• **TASK TO CARRY OUT**:
Which lines run from the one containing "Output a JSON" to the end of the entries? Quote them exactly, and nothing else.

※

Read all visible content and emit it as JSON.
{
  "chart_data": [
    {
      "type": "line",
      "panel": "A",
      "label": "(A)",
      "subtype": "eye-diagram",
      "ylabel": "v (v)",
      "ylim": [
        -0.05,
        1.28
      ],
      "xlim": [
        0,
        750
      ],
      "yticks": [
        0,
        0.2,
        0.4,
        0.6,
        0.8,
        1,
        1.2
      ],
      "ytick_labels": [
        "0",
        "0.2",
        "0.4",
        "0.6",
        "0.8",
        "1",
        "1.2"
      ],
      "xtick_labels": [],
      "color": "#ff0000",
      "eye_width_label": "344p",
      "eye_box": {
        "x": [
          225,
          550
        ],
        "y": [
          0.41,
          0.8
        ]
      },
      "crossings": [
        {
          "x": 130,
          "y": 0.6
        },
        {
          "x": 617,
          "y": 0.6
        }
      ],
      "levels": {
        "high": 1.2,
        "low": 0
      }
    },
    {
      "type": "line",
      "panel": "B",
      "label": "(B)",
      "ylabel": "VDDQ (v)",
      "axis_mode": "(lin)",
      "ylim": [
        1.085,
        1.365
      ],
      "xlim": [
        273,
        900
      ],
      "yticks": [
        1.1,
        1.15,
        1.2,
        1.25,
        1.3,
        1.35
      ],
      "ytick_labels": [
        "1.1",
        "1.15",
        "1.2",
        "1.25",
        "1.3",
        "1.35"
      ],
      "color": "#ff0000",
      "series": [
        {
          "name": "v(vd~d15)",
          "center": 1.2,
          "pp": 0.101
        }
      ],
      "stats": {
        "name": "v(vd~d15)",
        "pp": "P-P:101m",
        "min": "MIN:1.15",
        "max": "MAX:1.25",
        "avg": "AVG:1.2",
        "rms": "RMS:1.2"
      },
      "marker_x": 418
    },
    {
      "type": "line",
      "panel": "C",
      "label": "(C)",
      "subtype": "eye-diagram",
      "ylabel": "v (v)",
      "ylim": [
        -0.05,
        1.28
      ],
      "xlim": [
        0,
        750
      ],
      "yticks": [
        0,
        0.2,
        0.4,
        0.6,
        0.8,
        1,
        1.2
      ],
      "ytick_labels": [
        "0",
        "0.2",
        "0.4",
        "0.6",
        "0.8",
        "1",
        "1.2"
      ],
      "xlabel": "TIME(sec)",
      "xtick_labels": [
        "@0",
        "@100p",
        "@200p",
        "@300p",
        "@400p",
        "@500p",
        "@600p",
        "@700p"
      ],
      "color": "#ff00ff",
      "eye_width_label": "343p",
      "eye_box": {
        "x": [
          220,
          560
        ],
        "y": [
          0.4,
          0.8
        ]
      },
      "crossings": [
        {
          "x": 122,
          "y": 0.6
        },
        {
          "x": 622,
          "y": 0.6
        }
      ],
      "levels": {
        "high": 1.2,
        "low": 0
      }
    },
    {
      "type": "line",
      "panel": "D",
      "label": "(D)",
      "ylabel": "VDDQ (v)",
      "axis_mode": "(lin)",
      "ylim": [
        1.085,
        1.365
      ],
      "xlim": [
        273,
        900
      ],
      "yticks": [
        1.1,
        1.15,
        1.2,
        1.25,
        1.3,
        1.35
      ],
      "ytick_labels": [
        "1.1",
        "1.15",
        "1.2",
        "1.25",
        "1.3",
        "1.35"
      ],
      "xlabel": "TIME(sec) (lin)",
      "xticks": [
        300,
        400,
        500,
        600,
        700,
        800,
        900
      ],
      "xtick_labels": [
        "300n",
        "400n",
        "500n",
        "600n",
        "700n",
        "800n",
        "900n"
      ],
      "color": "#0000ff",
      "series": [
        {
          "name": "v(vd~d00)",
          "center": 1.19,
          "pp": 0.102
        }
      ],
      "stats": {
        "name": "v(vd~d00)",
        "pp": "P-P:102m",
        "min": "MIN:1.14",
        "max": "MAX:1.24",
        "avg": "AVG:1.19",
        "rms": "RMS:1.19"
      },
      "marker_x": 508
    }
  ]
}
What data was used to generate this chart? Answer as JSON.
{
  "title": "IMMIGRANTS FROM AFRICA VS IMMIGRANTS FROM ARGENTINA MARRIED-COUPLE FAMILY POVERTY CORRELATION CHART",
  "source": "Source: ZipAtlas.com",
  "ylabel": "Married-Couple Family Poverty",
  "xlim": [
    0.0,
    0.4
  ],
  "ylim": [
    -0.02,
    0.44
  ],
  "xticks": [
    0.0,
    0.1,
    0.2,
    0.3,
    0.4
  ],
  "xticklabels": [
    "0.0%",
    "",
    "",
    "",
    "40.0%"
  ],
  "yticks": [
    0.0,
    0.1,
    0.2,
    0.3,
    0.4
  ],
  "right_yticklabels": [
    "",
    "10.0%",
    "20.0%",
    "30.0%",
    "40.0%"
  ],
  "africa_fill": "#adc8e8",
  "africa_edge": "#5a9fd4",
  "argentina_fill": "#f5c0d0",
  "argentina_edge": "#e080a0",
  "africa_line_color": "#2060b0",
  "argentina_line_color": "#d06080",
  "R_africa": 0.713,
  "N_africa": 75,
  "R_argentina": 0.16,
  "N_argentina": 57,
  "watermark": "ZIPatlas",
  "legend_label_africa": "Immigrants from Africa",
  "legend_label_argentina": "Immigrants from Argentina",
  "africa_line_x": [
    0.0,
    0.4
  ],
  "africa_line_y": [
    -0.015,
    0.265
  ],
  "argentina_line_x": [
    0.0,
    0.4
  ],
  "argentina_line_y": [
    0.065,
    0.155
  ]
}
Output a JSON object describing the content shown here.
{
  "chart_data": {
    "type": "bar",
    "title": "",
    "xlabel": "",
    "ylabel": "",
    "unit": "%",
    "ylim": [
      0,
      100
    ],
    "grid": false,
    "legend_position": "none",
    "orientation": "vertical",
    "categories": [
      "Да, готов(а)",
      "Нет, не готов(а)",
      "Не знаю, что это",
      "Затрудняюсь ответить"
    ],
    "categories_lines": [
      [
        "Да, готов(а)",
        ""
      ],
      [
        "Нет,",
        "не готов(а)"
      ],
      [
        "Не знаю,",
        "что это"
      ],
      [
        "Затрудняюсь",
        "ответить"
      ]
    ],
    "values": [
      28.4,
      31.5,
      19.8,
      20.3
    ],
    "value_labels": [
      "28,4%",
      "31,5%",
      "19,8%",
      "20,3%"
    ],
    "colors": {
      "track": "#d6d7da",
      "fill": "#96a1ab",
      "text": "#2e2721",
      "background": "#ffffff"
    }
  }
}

※

• **EXPECTED OUTPUT**:
Output a JSON object describing the content shown here.
{
  "chart_data": {
    "type": "bar",
    "title": "",
    "xlabel": "",
    "ylabel": "",
    "unit": "%",
    "ylim": [
      0,
      100
    ],
    "grid": false,
    "legend_position": "none",
    "orientation": "vertical",
    "categories": [
      "Да, готов(а)",
      "Нет, не готов(а)",
      "Не знаю, что это",
      "Затрудняюсь ответить"
    ],
    "categories_lines": [
      [
        "Да, готов(а)",
        ""
      ],
      [
        "Нет,",
        "не готов(а)"
      ],
      [
        "Не знаю,",
        "что это"
      ],
      [
        "Затрудняюсь",
        "ответить"
      ]
    ],
    "values": [
      28.4,
      31.5,
      19.8,
      20.3
    ],
    "value_labels": [
      "28,4%",
      "31,5%",
      "19,8%",
      "20,3%"
    ],
    "colors": {
      "track": "#d6d7da",
      "fill": "#96a1ab",
      "text": "#2e2721",
      "background": "#ffffff"
    }
  }
}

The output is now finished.